» **WORK INSTRUCTIONS**
Exclude the pictures, then quote exactly the lines from the one holding "Decode this chart: output" through the last line of the records.

※ ※ ※

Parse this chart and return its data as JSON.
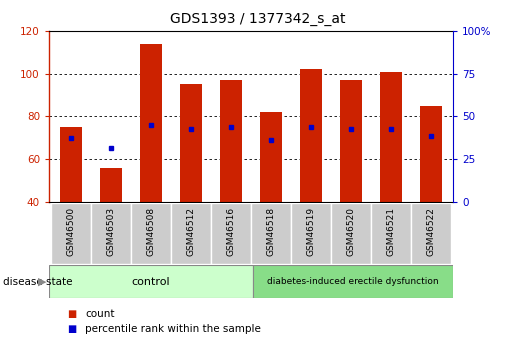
{
  "title": "GDS1393 / 1377342_s_at",
  "samples": [
    "GSM46500",
    "GSM46503",
    "GSM46508",
    "GSM46512",
    "GSM46516",
    "GSM46518",
    "GSM46519",
    "GSM46520",
    "GSM46521",
    "GSM46522"
  ],
  "count_values": [
    75,
    56,
    114,
    95,
    97,
    82,
    102,
    97,
    101,
    85
  ],
  "percentile_values": [
    70,
    65,
    76,
    74,
    75,
    69,
    75,
    74,
    74,
    71
  ],
  "ylim_left": [
    40,
    120
  ],
  "ylim_right": [
    0,
    100
  ],
  "yticks_left": [
    40,
    60,
    80,
    100,
    120
  ],
  "yticks_right": [
    0,
    25,
    50,
    75,
    100
  ],
  "ytick_labels_right": [
    "0",
    "25",
    "50",
    "75",
    "100%"
  ],
  "bar_color": "#cc2200",
  "dot_color": "#0000cc",
  "bar_bottom": 40,
  "control_label": "control",
  "disease_label": "diabetes-induced erectile dysfunction",
  "group_label": "disease state",
  "legend_count": "count",
  "legend_percentile": "percentile rank within the sample",
  "control_color": "#ccffcc",
  "disease_color": "#88dd88",
  "tick_area_color": "#cccccc",
  "bar_width": 0.55
}
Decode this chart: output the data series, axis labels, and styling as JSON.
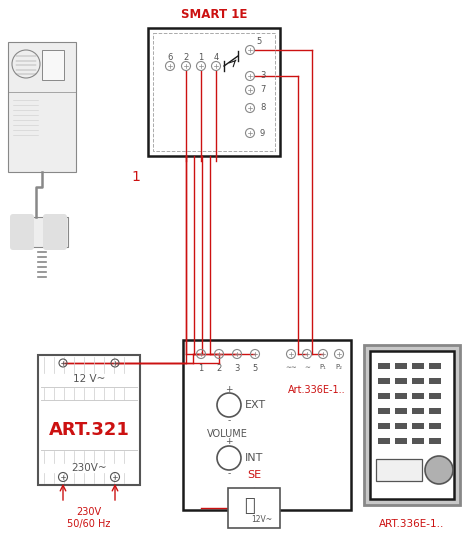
{
  "bg_color": "#ffffff",
  "red": "#cc1111",
  "gray": "#aaaaaa",
  "dark_gray": "#555555",
  "med_gray": "#888888",
  "light_gray": "#cccccc",
  "black": "#1a1a1a",
  "title_smart": "SMART 1E",
  "label_1": "1",
  "label_art321": "ART.321",
  "label_art336_title": "Art.336E-1..",
  "label_art336_bottom": "ART.336E-1..",
  "label_se": "SE",
  "label_ext": "EXT",
  "label_int": "INT",
  "label_volume": "VOLUME",
  "label_12v": "12 V~",
  "label_230v": "230V~",
  "label_230v_hz": "230V\n50/60 Hz",
  "figw": 4.74,
  "figh": 5.5,
  "dpi": 100
}
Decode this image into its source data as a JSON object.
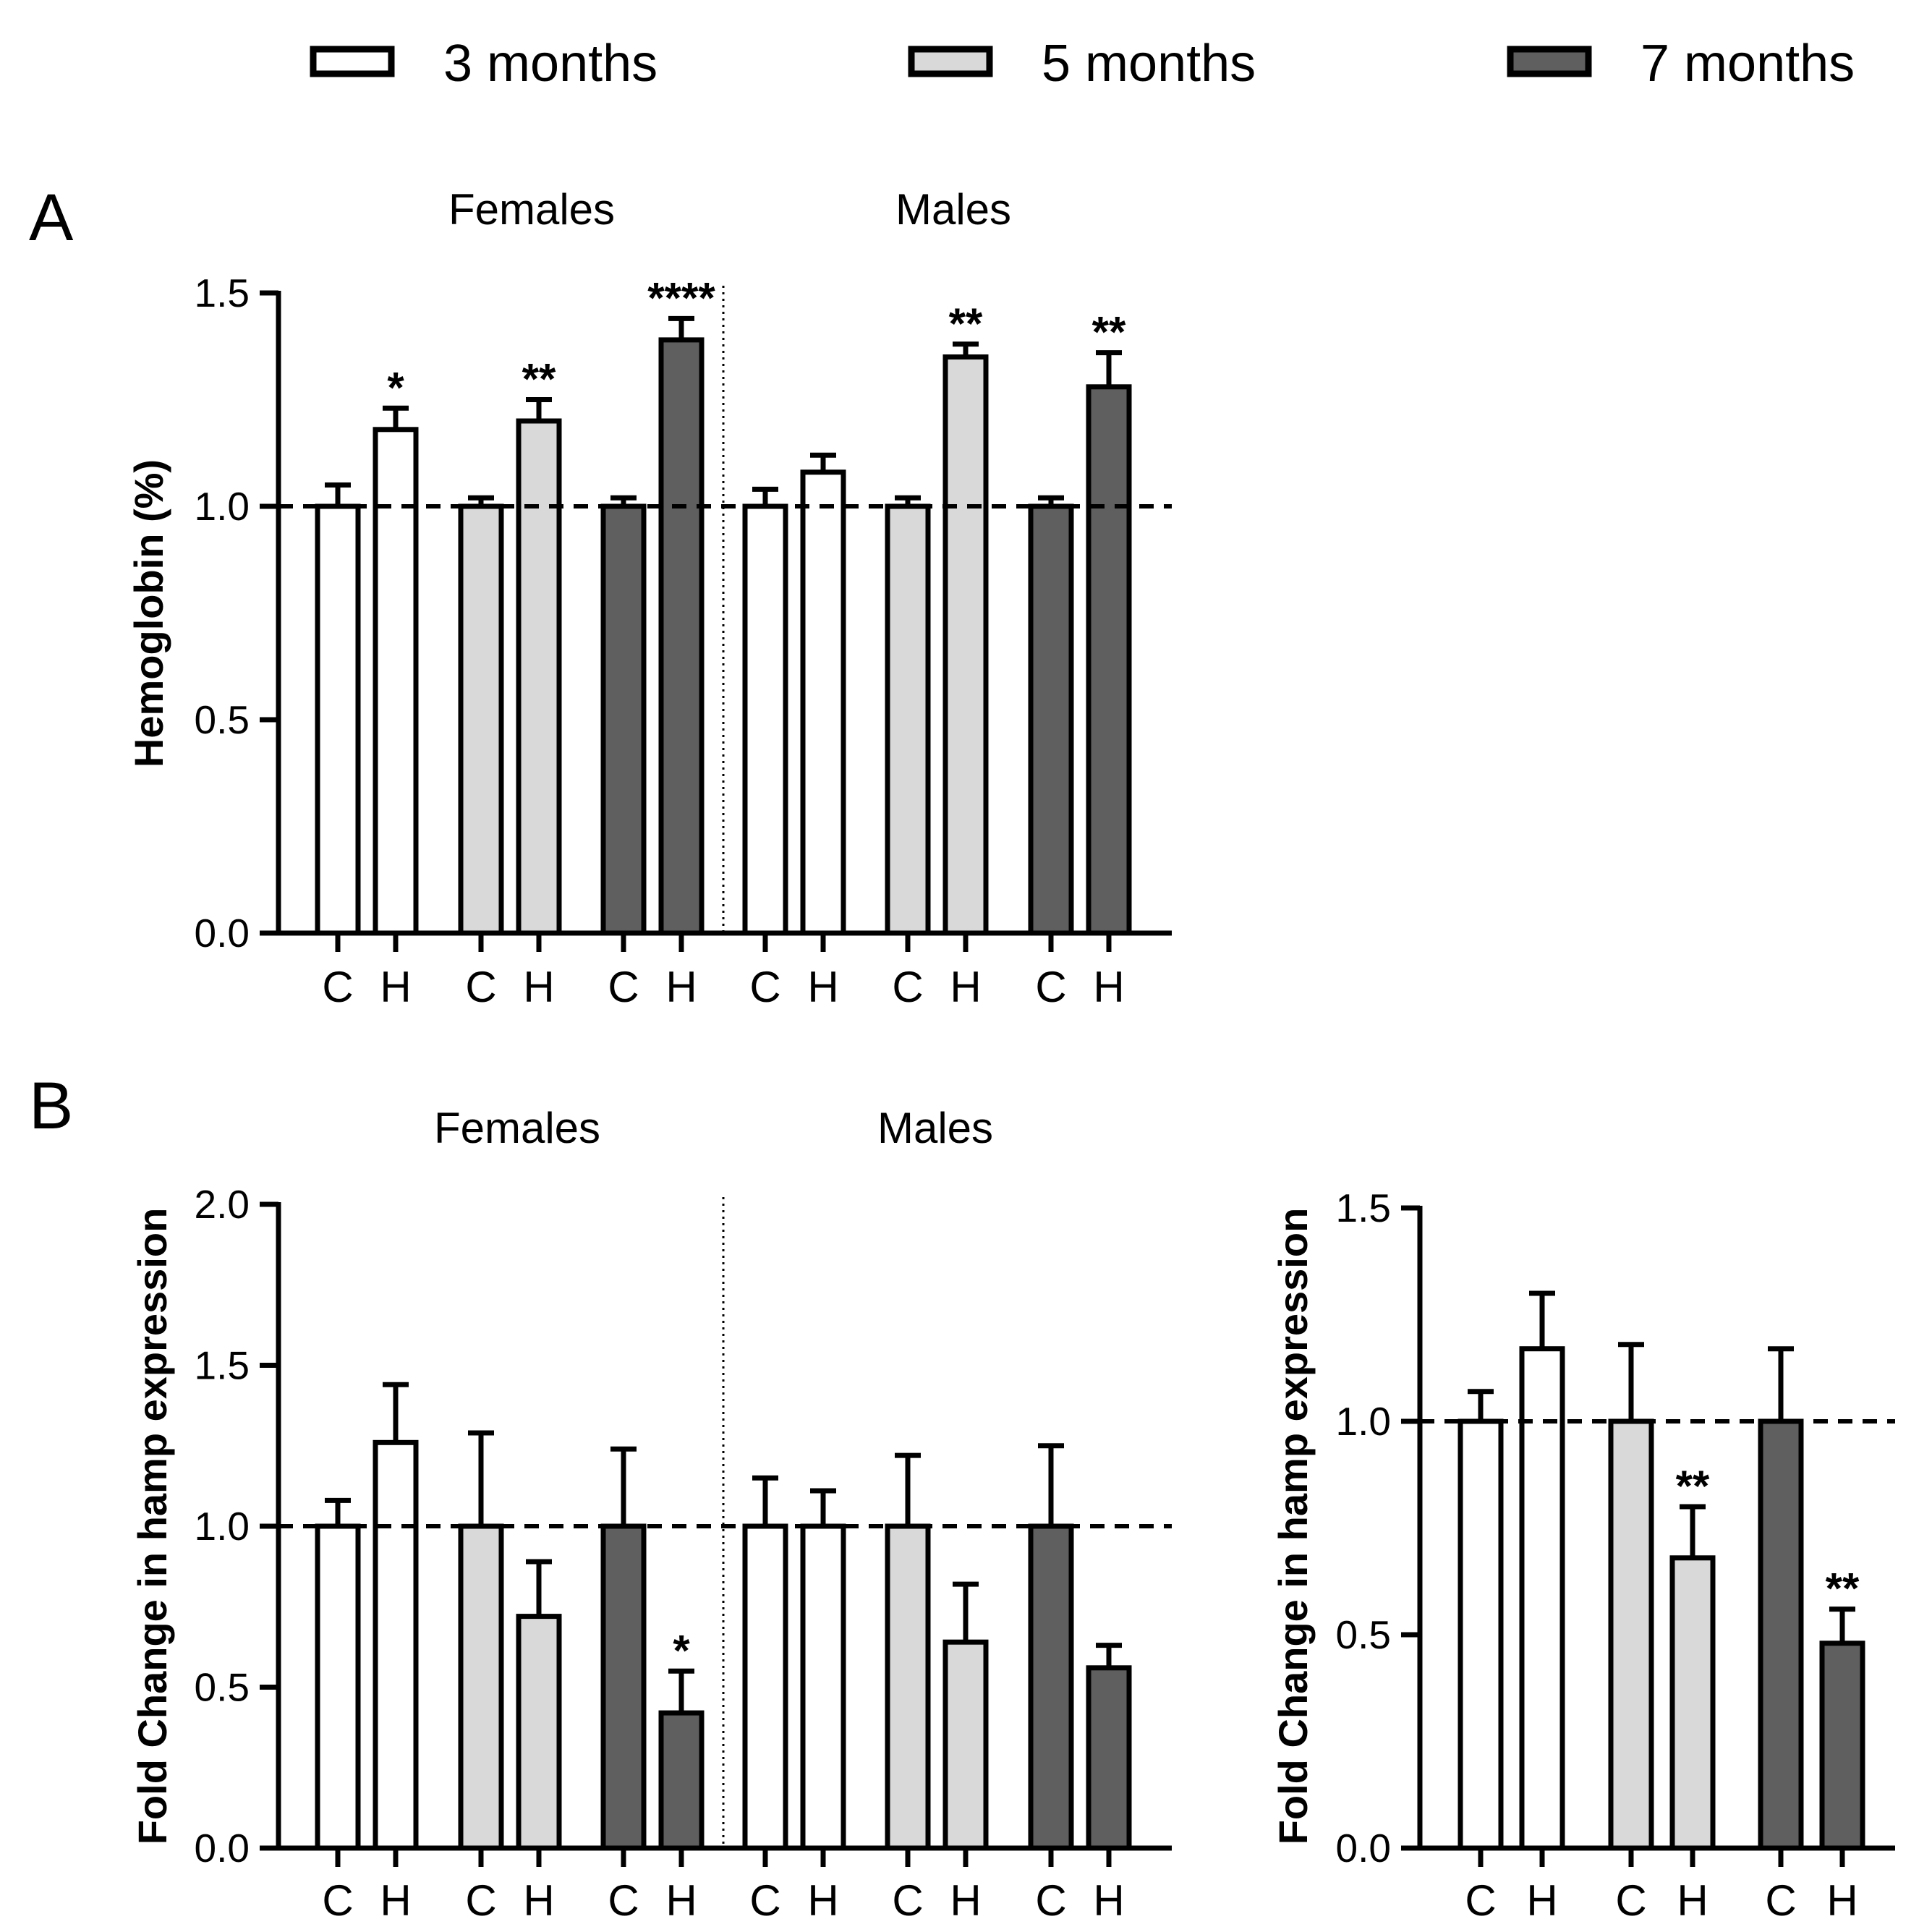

※ ※ ※

» **FINAL RESULT**
Decode this chart: output the data series, axis labels, and styling as JSON.
{
  "bg_color": "#ffffff",
  "red": "#cc1111",
  "gray": "#aaaaaa",
  "dark_gray": "#555555",
  "med_gray": "#888888",
  "light_gray": "#cccccc",
  "black": "#1a1a1a",
  "title_smart": "SMART 1E",
  "label_1": "1",
  "label_art321": "ART.321",
  "label_art336_title": "Art.336E-1..",
  "label_art336_bottom": "ART.336E-1..",
  "label_se": "SE",
  "label_ext": "EXT",
  "label_int": "INT",
  "label_volume": "VOLUME",
  "label_12v": "12 V~",
  "label_230v": "230V~",
  "label_230v_hz": "230V\n50/60 Hz",
  "figw": 4.74,
  "figh": 5.5,
  "dpi": 100
}
Decode this image into its source data as a JSON object.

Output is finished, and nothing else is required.